Segment Start: GIVEN DATA

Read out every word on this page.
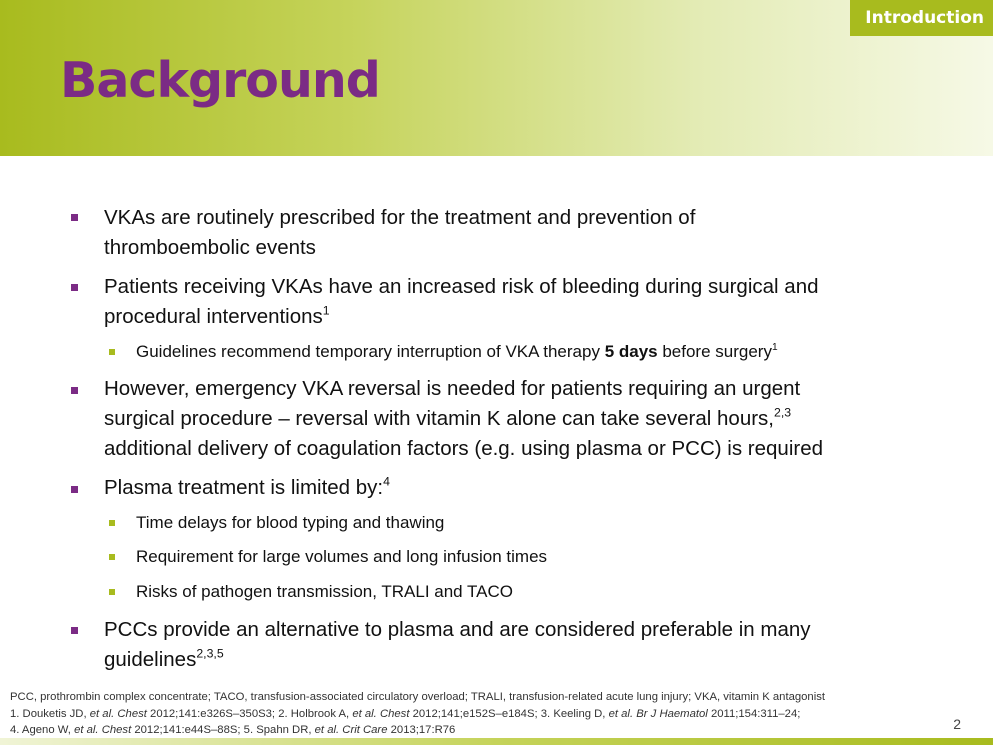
Introduction
Background
VKAs are routinely prescribed for the treatment and prevention of
thromboembolic events
Patients receiving VKAs have an increased risk of bleeding during surgical and
procedural interventions$^1$
Guidelines recommend temporary interruption of VKA therapy 5 days before surgery$^1$
However, emergency VKA reversal is needed for patients requiring an urgent
surgical procedure – reversal with vitamin K alone can take several hours,$^{2,3}$
additional delivery of coagulation factors (e.g. using plasma or PCC) is required
Plasma treatment is limited by:$^4$
Time delays for blood typing and thawing
Requirement for large volumes and long infusion times
Risks of pathogen transmission, TRALI and TACO
PCCs provide an alternative to plasma and are considered preferable in many
guidelines$^{2,3,5}$
PCC, prothrombin complex concentrate; TACO, transfusion-associated circulatory overload; TRALI, transfusion-related acute lung injury; VKA, vitamin K antagonist
1. Douketis JD, et al. Chest 2012;141:e326S–350S3; 2. Holbrook A, et al. Chest 2012;141;e152S–e184S; 3. Keeling D, et al. Br J Haematol 2011;154:311–24;
4. Ageno W, et al. Chest 2012;141:e44S–88S; 5. Spahn DR, et al. Crit Care 2013;17:R76	2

Segment End: GIVEN DATA

#### [WORK TO COMPLETE]
All records above are to be repeated exactly, with the images left out.

#### [TASK ANSWER]
Read out every word on this page.
Introduction
Background
VKAs are routinely prescribed for the treatment and prevention of
thromboembolic events
Patients receiving VKAs have an increased risk of bleeding during surgical and
procedural interventions$^1$
Guidelines recommend temporary interruption of VKA therapy 5 days before surgery$^1$
However, emergency VKA reversal is needed for patients requiring an urgent
surgical procedure – reversal with vitamin K alone can take several hours,$^{2,3}$
additional delivery of coagulation factors (e.g. using plasma or PCC) is required
Plasma treatment is limited by:$^4$
Time delays for blood typing and thawing
Requirement for large volumes and long infusion times
Risks of pathogen transmission, TRALI and TACO
PCCs provide an alternative to plasma and are considered preferable in many
guidelines$^{2,3,5}$
PCC, prothrombin complex concentrate; TACO, transfusion-associated circulatory overload; TRALI, transfusion-related acute lung injury; VKA, vitamin K antagonist
1. Douketis JD, et al. Chest 2012;141:e326S–350S3; 2. Holbrook A, et al. Chest 2012;141;e152S–e184S; 3. Keeling D, et al. Br J Haematol 2011;154:311–24;
4. Ageno W, et al. Chest 2012;141:e44S–88S; 5. Spahn DR, et al. Crit Care 2013;17:R76	2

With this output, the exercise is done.